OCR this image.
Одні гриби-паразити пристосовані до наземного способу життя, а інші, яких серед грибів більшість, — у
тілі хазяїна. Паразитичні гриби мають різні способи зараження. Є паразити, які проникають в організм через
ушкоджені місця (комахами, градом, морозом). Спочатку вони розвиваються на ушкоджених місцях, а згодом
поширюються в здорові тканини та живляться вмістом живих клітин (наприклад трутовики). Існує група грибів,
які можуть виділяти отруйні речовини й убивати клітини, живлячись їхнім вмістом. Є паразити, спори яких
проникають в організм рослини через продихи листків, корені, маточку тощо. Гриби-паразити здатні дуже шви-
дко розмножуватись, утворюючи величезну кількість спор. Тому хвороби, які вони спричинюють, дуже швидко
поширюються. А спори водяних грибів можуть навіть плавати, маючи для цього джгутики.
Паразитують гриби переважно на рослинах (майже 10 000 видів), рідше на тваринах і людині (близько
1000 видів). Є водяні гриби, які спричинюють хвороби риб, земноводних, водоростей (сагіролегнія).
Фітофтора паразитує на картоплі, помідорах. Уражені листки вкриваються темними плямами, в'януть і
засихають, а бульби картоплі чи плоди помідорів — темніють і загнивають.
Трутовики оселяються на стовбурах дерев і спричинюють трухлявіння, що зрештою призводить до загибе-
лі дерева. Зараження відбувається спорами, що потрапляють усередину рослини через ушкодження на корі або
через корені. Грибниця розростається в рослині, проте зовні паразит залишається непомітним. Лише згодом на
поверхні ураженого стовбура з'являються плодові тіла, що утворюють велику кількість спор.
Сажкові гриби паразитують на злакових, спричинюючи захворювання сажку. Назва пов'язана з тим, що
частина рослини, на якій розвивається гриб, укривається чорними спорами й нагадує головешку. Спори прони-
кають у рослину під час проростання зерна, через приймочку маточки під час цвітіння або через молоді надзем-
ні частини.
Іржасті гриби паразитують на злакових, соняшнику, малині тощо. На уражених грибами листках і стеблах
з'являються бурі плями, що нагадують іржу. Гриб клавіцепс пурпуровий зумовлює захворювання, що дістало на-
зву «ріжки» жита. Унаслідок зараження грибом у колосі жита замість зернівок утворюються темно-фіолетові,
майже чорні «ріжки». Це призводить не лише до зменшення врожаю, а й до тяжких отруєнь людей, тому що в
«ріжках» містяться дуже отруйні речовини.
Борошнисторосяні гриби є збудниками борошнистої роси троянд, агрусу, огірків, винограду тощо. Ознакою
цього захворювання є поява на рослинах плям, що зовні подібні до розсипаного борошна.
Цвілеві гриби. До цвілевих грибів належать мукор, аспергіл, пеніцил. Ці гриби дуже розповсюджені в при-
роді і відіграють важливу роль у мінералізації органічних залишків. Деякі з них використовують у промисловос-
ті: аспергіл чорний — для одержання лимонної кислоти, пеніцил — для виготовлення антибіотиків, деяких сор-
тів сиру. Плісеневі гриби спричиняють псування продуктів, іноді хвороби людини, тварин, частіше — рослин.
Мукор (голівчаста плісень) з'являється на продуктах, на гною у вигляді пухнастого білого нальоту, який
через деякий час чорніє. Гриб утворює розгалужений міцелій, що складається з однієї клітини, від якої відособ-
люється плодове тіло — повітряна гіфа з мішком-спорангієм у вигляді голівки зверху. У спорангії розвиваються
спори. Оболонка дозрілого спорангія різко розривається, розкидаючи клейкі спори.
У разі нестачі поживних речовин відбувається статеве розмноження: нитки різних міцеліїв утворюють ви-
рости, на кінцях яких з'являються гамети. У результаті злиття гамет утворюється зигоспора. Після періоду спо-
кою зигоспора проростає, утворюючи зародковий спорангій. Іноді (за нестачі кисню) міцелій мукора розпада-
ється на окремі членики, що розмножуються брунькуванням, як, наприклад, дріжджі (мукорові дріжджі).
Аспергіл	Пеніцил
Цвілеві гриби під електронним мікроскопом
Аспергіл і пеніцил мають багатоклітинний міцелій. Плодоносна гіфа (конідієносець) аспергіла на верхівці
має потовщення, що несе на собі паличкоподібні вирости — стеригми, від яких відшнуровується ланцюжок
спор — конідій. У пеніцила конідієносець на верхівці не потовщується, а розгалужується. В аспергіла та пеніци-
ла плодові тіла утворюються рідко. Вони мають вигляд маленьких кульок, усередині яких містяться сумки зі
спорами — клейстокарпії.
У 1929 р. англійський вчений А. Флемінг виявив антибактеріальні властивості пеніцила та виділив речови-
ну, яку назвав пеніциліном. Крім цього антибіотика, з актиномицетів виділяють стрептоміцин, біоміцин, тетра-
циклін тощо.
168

Problem requirements:
Return only those lines of the records that contain the string "Цвілеві".

Response:
Цвілеві гриби. До цвілевих грибів належать мукор, аспергіл, пеніцил. Ці гриби дуже розповсюджені в при-
Цвілеві гриби під електронним мікроскопом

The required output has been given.